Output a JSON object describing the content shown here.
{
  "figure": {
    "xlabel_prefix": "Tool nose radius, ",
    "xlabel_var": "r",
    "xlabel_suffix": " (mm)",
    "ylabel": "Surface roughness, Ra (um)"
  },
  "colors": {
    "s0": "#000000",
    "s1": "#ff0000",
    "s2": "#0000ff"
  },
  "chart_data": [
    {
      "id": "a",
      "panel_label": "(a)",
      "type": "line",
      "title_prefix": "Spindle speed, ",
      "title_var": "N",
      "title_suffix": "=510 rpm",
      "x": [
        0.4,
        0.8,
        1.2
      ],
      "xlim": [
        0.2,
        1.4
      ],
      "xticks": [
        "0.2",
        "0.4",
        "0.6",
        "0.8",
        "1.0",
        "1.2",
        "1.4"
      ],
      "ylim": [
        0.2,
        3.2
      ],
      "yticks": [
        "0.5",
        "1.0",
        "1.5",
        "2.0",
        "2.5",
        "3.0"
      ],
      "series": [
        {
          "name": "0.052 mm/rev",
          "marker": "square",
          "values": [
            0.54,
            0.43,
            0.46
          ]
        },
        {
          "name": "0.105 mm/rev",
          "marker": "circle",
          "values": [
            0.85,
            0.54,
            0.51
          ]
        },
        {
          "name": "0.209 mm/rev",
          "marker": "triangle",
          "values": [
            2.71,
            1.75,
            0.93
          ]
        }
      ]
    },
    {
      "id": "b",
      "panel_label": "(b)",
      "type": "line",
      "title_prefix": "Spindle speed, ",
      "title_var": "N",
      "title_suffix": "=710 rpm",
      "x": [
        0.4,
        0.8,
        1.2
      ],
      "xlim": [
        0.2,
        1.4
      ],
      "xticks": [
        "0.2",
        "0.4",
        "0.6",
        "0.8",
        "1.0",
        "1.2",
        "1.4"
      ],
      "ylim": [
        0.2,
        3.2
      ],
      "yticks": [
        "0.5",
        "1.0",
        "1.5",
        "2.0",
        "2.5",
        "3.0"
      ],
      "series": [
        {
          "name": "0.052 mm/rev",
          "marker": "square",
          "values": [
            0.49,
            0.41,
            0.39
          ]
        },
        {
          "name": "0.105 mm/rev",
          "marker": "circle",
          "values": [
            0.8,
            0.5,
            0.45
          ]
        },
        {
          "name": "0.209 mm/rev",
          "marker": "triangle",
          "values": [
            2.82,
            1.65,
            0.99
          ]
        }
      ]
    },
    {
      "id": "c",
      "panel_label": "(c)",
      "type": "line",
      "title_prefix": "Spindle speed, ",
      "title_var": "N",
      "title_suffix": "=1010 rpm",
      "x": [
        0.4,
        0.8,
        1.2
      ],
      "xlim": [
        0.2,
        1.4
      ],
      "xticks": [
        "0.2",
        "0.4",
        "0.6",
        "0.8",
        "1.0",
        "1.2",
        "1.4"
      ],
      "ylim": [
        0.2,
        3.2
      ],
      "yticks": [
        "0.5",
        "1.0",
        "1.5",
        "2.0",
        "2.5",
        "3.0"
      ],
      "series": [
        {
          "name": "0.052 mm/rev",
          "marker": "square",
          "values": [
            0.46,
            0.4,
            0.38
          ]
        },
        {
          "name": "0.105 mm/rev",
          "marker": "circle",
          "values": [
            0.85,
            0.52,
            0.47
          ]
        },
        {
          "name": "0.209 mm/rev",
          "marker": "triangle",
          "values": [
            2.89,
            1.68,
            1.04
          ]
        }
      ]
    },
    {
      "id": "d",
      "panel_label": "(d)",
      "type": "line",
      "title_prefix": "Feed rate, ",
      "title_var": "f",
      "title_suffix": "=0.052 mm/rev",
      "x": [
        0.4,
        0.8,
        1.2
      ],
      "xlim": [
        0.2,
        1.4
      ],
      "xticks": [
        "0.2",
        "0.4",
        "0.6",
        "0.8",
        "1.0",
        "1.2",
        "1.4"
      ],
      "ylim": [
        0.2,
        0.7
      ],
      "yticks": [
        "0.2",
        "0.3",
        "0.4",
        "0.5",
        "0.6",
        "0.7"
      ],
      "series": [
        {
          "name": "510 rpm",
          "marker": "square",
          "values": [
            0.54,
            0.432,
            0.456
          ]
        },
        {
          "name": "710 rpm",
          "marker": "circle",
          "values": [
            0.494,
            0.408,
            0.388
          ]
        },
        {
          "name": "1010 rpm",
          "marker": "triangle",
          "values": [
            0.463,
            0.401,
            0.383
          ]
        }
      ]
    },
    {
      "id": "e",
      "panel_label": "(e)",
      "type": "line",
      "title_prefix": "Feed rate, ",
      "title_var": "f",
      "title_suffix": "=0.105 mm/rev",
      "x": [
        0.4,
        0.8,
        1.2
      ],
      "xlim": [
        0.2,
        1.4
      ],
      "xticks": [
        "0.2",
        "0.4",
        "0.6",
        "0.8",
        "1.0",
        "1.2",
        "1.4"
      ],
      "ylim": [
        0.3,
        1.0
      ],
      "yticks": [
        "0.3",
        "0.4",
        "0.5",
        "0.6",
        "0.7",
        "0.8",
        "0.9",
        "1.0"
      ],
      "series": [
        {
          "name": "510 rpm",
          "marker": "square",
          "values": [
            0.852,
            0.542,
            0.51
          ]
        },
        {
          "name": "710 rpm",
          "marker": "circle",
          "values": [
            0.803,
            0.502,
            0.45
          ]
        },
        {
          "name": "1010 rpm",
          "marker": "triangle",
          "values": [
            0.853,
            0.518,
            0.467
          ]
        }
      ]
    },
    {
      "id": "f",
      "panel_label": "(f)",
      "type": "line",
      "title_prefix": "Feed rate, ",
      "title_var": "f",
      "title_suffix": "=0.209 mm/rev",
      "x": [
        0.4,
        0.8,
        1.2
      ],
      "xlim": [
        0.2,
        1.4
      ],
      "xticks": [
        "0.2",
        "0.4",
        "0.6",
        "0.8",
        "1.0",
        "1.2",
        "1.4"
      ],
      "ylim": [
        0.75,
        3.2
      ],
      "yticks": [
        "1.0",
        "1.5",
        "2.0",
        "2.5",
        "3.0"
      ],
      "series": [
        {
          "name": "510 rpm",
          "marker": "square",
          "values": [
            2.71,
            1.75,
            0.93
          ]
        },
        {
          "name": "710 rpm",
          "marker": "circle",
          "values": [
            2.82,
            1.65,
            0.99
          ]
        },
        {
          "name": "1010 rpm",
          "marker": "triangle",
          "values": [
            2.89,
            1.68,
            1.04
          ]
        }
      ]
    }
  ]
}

-.-.-

[Given task]
Faithfully copy every entry, leaving nothing out.

[Full response]
Output a JSON object describing the content shown here.
{
  "figure": {
    "xlabel_prefix": "Tool nose radius, ",
    "xlabel_var": "r",
    "xlabel_suffix": " (mm)",
    "ylabel": "Surface roughness, Ra (um)"
  },
  "colors": {
    "s0": "#000000",
    "s1": "#ff0000",
    "s2": "#0000ff"
  },
  "chart_data": [
    {
      "id": "a",
      "panel_label": "(a)",
      "type": "line",
      "title_prefix": "Spindle speed, ",
      "title_var": "N",
      "title_suffix": "=510 rpm",
      "x": [
        0.4,
        0.8,
        1.2
      ],
      "xlim": [
        0.2,
        1.4
      ],
      "xticks": [
        "0.2",
        "0.4",
        "0.6",
        "0.8",
        "1.0",
        "1.2",
        "1.4"
      ],
      "ylim": [
        0.2,
        3.2
      ],
      "yticks": [
        "0.5",
        "1.0",
        "1.5",
        "2.0",
        "2.5",
        "3.0"
      ],
      "series": [
        {
          "name": "0.052 mm/rev",
          "marker": "square",
          "values": [
            0.54,
            0.43,
            0.46
          ]
        },
        {
          "name": "0.105 mm/rev",
          "marker": "circle",
          "values": [
            0.85,
            0.54,
            0.51
          ]
        },
        {
          "name": "0.209 mm/rev",
          "marker": "triangle",
          "values": [
            2.71,
            1.75,
            0.93
          ]
        }
      ]
    },
    {
      "id": "b",
      "panel_label": "(b)",
      "type": "line",
      "title_prefix": "Spindle speed, ",
      "title_var": "N",
      "title_suffix": "=710 rpm",
      "x": [
        0.4,
        0.8,
        1.2
      ],
      "xlim": [
        0.2,
        1.4
      ],
      "xticks": [
        "0.2",
        "0.4",
        "0.6",
        "0.8",
        "1.0",
        "1.2",
        "1.4"
      ],
      "ylim": [
        0.2,
        3.2
      ],
      "yticks": [
        "0.5",
        "1.0",
        "1.5",
        "2.0",
        "2.5",
        "3.0"
      ],
      "series": [
        {
          "name": "0.052 mm/rev",
          "marker": "square",
          "values": [
            0.49,
            0.41,
            0.39
          ]
        },
        {
          "name": "0.105 mm/rev",
          "marker": "circle",
          "values": [
            0.8,
            0.5,
            0.45
          ]
        },
        {
          "name": "0.209 mm/rev",
          "marker": "triangle",
          "values": [
            2.82,
            1.65,
            0.99
          ]
        }
      ]
    },
    {
      "id": "c",
      "panel_label": "(c)",
      "type": "line",
      "title_prefix": "Spindle speed, ",
      "title_var": "N",
      "title_suffix": "=1010 rpm",
      "x": [
        0.4,
        0.8,
        1.2
      ],
      "xlim": [
        0.2,
        1.4
      ],
      "xticks": [
        "0.2",
        "0.4",
        "0.6",
        "0.8",
        "1.0",
        "1.2",
        "1.4"
      ],
      "ylim": [
        0.2,
        3.2
      ],
      "yticks": [
        "0.5",
        "1.0",
        "1.5",
        "2.0",
        "2.5",
        "3.0"
      ],
      "series": [
        {
          "name": "0.052 mm/rev",
          "marker": "square",
          "values": [
            0.46,
            0.4,
            0.38
          ]
        },
        {
          "name": "0.105 mm/rev",
          "marker": "circle",
          "values": [
            0.85,
            0.52,
            0.47
          ]
        },
        {
          "name": "0.209 mm/rev",
          "marker": "triangle",
          "values": [
            2.89,
            1.68,
            1.04
          ]
        }
      ]
    },
    {
      "id": "d",
      "panel_label": "(d)",
      "type": "line",
      "title_prefix": "Feed rate, ",
      "title_var": "f",
      "title_suffix": "=0.052 mm/rev",
      "x": [
        0.4,
        0.8,
        1.2
      ],
      "xlim": [
        0.2,
        1.4
      ],
      "xticks": [
        "0.2",
        "0.4",
        "0.6",
        "0.8",
        "1.0",
        "1.2",
        "1.4"
      ],
      "ylim": [
        0.2,
        0.7
      ],
      "yticks": [
        "0.2",
        "0.3",
        "0.4",
        "0.5",
        "0.6",
        "0.7"
      ],
      "series": [
        {
          "name": "510 rpm",
          "marker": "square",
          "values": [
            0.54,
            0.432,
            0.456
          ]
        },
        {
          "name": "710 rpm",
          "marker": "circle",
          "values": [
            0.494,
            0.408,
            0.388
          ]
        },
        {
          "name": "1010 rpm",
          "marker": "triangle",
          "values": [
            0.463,
            0.401,
            0.383
          ]
        }
      ]
    },
    {
      "id": "e",
      "panel_label": "(e)",
      "type": "line",
      "title_prefix": "Feed rate, ",
      "title_var": "f",
      "title_suffix": "=0.105 mm/rev",
      "x": [
        0.4,
        0.8,
        1.2
      ],
      "xlim": [
        0.2,
        1.4
      ],
      "xticks": [
        "0.2",
        "0.4",
        "0.6",
        "0.8",
        "1.0",
        "1.2",
        "1.4"
      ],
      "ylim": [
        0.3,
        1.0
      ],
      "yticks": [
        "0.3",
        "0.4",
        "0.5",
        "0.6",
        "0.7",
        "0.8",
        "0.9",
        "1.0"
      ],
      "series": [
        {
          "name": "510 rpm",
          "marker": "square",
          "values": [
            0.852,
            0.542,
            0.51
          ]
        },
        {
          "name": "710 rpm",
          "marker": "circle",
          "values": [
            0.803,
            0.502,
            0.45
          ]
        },
        {
          "name": "1010 rpm",
          "marker": "triangle",
          "values": [
            0.853,
            0.518,
            0.467
          ]
        }
      ]
    },
    {
      "id": "f",
      "panel_label": "(f)",
      "type": "line",
      "title_prefix": "Feed rate, ",
      "title_var": "f",
      "title_suffix": "=0.209 mm/rev",
      "x": [
        0.4,
        0.8,
        1.2
      ],
      "xlim": [
        0.2,
        1.4
      ],
      "xticks": [
        "0.2",
        "0.4",
        "0.6",
        "0.8",
        "1.0",
        "1.2",
        "1.4"
      ],
      "ylim": [
        0.75,
        3.2
      ],
      "yticks": [
        "1.0",
        "1.5",
        "2.0",
        "2.5",
        "3.0"
      ],
      "series": [
        {
          "name": "510 rpm",
          "marker": "square",
          "values": [
            2.71,
            1.75,
            0.93
          ]
        },
        {
          "name": "710 rpm",
          "marker": "circle",
          "values": [
            2.82,
            1.65,
            0.99
          ]
        },
        {
          "name": "1010 rpm",
          "marker": "triangle",
          "values": [
            2.89,
            1.68,
            1.04
          ]
        }
      ]
    }
  ]
}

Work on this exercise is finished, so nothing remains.